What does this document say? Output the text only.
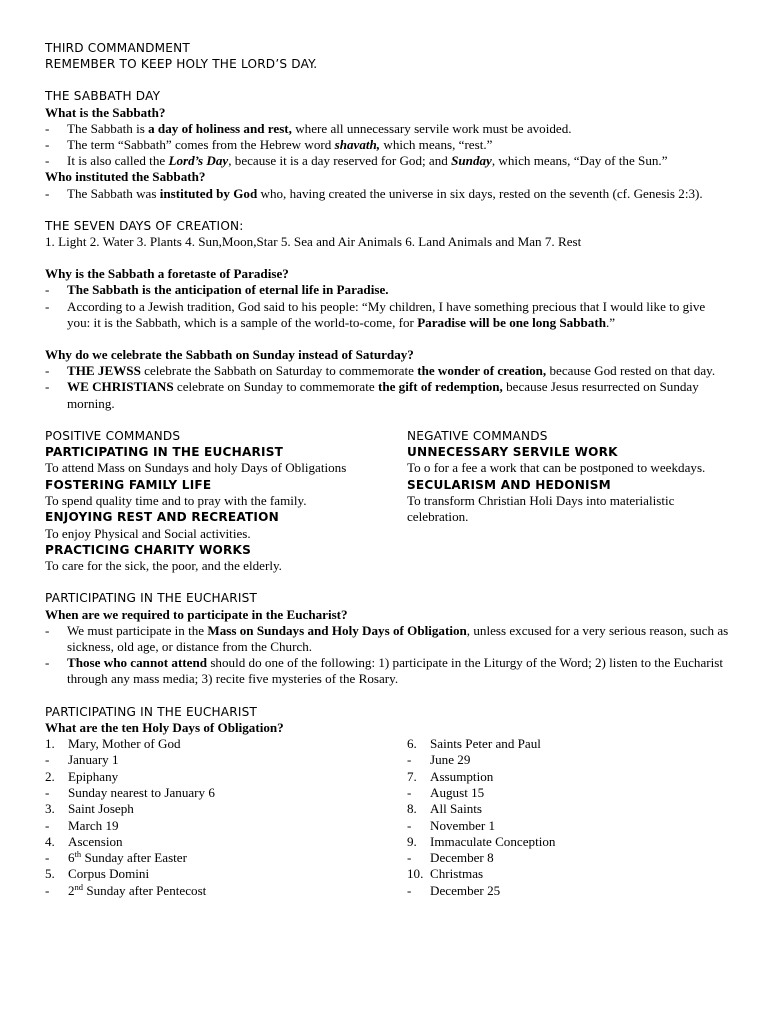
THIRD COMMANDMENT
REMEMBER TO KEEP HOLY THE LORD’S DAY.
THE SABBATH DAY
What is the Sabbath?
-	The Sabbath is a day of holiness and rest, where all unnecessary servile work must be avoided.
-	The term “Sabbath” comes from the Hebrew word shavath, which means, “rest.”
-	It is also called the Lord’s Day, because it is a day reserved for God; and Sunday, which means, “Day of the Sun.”
Who instituted the Sabbath?
-	The Sabbath was instituted by God who, having created the universe in six days, rested on the seventh (cf. Genesis 2:3).
THE SEVEN DAYS OF CREATION:
1. Light 2. Water 3. Plants 4. Sun,Moon,Star 5. Sea and Air Animals 6. Land Animals and Man 7. Rest
Why is the Sabbath a foretaste of Paradise?
-	The Sabbath is the anticipation of eternal life in Paradise.
-	According to a Jewish tradition, God said to his people: “My children, I have something precious that I would like to give you: it is the Sabbath, which is a sample of the world-to-come, for Paradise will be one long Sabbath.”
Why do we celebrate the Sabbath on Sunday instead of Saturday?
-	THE JEWSS celebrate the Sabbath on Saturday to commemorate the wonder of creation, because God rested on that day.
-	WE CHRISTIANS celebrate on Sunday to commemorate the gift of redemption, because Jesus resurrected on Sunday morning.
POSITIVE COMMANDS
PARTICIPATING IN THE EUCHARIST
To attend Mass on Sundays and holy Days of Obligations
FOSTERING FAMILY LIFE
To spend quality time and to pray with the family.
ENJOYING REST AND RECREATION
To enjoy Physical and Social activities.
PRACTICING CHARITY WORKS
To care for the sick, the poor, and the elderly.
NEGATIVE COMMANDS
UNNECESSARY SERVILE WORK
To o for a fee a work that can be postponed to weekdays.
SECULARISM AND HEDONISM
To transform Christian Holi Days into materialistic celebration.
PARTICIPATING IN THE EUCHARIST
When are we required to participate in the Eucharist?
-	We must participate in the Mass on Sundays and Holy Days of Obligation, unless excused for a very serious reason, such as sickness, old age, or distance from the Church.
-	Those who cannot attend should do one of the following: 1) participate in the Liturgy of the Word; 2) listen to the Eucharist through any mass media; 3) recite five mysteries of the Rosary.
PARTICIPATING IN THE EUCHARIST
What are the ten Holy Days of Obligation?
1.	Mary, Mother of God
-	January 1
2.	Epiphany
-	Sunday nearest to January 6
3.	Saint Joseph
-	March 19
4.	Ascension
-	6th Sunday after Easter
5.	Corpus Domini
-	2nd Sunday after Pentecost
6.	Saints Peter and Paul
-	June 29
7.	Assumption
-	August 15
8.	All Saints
-	November 1
9.	Immaculate Conception
-	December 8
10. Christmas
-	December 25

» **WHAT THE TASK ASKS**: Copy out all lines of the listing where the word "January" appears.

» **REPLY TO THE TASK**:
-	January 1
-	Sunday nearest to January 6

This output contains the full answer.